— START Rows —

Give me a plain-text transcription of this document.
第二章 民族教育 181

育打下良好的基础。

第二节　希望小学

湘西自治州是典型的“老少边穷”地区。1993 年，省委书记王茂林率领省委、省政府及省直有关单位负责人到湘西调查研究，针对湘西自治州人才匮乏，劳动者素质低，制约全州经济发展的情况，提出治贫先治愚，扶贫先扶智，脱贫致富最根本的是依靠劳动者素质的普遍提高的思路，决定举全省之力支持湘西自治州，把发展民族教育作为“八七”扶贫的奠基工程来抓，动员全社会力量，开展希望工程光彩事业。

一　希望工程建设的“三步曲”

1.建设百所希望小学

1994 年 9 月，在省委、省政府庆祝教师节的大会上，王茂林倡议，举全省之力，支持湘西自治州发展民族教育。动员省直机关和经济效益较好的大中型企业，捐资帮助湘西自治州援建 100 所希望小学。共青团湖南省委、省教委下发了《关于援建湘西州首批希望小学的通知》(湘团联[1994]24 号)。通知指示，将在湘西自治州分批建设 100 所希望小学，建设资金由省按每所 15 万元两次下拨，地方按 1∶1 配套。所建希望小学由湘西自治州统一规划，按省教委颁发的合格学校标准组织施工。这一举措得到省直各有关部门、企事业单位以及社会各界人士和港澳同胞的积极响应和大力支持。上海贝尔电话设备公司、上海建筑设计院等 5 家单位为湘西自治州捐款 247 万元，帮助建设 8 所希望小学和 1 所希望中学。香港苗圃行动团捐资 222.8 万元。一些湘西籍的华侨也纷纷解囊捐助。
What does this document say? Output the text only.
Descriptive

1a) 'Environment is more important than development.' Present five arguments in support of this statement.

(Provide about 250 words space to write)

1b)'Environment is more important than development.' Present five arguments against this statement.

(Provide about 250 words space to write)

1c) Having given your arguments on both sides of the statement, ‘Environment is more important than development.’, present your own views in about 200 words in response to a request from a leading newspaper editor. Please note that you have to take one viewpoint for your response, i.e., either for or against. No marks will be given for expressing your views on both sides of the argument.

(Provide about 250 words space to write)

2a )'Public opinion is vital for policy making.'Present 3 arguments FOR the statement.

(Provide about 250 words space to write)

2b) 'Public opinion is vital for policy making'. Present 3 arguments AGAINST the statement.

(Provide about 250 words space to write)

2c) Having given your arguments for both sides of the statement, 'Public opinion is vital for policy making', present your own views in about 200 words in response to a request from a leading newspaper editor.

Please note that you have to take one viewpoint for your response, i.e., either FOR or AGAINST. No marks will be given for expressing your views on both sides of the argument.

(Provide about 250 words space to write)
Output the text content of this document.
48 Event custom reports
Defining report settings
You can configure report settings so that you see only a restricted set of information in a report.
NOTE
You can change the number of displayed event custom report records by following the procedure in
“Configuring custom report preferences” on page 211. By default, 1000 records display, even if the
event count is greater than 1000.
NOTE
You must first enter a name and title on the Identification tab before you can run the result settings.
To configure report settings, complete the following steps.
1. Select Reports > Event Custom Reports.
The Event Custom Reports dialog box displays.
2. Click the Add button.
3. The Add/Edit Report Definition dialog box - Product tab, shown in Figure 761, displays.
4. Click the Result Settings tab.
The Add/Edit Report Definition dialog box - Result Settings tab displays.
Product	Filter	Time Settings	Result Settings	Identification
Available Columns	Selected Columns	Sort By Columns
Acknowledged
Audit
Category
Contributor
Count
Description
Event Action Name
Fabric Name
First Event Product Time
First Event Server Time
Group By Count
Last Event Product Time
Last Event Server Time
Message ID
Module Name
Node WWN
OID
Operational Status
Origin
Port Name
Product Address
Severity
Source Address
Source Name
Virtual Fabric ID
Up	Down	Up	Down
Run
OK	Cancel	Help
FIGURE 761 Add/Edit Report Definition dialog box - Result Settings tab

— END Rows —

Select every line where the word "making" occurs.

2a )'Public opinion is vital for policy making.'Present 3 arguments FOR the statement.
2b) 'Public opinion is vital for policy making'. Present 3 arguments AGAINST the statement.
2c) Having given your arguments for both sides of the statement, 'Public opinion is vital for policy making', present your own views in about 200 words in response to a request from a leading newspaper editor.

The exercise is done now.